** Begin Records for the exercise **
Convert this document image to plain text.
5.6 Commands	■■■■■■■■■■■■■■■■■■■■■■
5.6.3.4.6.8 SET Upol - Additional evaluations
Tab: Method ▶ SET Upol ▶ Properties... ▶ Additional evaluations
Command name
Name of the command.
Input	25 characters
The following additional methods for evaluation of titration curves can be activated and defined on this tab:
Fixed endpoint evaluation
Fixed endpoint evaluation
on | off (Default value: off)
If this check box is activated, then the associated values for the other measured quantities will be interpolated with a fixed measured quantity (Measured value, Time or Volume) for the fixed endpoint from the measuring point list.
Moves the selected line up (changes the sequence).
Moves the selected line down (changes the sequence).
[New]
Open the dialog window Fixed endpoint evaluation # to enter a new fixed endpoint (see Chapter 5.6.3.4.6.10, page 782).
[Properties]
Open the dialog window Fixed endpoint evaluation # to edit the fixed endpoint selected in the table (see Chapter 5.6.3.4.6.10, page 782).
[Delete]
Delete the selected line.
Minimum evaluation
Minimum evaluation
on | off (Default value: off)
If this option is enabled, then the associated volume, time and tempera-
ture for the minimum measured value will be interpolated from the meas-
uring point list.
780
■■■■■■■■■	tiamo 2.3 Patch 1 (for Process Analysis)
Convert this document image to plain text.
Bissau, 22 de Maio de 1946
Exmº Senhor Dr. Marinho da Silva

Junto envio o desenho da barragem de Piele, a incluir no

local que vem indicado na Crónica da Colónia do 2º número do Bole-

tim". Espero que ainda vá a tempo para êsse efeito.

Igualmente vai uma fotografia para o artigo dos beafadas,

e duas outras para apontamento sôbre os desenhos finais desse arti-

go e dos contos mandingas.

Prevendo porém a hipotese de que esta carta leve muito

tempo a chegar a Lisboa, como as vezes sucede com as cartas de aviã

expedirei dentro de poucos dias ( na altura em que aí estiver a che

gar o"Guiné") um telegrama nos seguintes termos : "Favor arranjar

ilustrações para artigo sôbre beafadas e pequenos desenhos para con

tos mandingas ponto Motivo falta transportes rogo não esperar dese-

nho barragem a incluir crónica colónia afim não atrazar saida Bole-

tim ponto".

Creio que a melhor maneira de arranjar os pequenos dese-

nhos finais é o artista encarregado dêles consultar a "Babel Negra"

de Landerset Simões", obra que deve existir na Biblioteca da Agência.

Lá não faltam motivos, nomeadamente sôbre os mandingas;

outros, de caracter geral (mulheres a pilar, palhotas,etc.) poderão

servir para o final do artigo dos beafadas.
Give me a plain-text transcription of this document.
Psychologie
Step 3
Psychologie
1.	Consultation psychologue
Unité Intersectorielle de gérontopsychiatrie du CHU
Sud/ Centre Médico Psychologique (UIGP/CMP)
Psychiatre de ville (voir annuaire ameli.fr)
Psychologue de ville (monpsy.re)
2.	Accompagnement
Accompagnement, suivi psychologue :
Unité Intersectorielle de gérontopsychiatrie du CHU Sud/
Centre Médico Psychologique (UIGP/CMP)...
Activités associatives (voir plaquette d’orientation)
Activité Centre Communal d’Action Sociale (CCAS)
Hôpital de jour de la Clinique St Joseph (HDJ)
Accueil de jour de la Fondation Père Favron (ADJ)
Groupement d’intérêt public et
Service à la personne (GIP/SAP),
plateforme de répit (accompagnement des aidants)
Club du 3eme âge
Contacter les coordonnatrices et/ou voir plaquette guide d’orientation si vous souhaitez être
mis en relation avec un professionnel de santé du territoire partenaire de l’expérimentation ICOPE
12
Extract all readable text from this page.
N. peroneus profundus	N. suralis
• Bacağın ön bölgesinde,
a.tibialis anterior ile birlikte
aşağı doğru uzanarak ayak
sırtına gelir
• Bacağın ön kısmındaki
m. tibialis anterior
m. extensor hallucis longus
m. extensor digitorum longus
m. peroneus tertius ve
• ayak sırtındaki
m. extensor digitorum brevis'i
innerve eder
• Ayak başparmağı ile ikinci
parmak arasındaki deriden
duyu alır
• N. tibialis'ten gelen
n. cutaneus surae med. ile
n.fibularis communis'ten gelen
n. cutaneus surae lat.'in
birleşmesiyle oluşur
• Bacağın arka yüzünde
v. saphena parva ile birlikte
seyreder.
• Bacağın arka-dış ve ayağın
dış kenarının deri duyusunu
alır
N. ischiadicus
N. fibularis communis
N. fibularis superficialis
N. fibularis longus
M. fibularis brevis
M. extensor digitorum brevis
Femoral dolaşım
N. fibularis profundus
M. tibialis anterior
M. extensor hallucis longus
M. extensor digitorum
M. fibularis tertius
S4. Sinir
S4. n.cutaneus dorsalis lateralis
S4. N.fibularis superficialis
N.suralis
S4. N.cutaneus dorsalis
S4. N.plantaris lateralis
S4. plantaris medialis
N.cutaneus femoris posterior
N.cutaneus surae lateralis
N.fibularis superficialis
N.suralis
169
** End Records for the exercise **
▸ **Task brief**:
Search the data above for the string "beafadas" and return every line that has it.

▸ **Output of the exercise**:
Igualmente vai uma fotografia para o artigo dos beafadas,
ilustrações para artigo sôbre beafadas e pequenos desenhos para con
servir para o final do artigo dos beafadas.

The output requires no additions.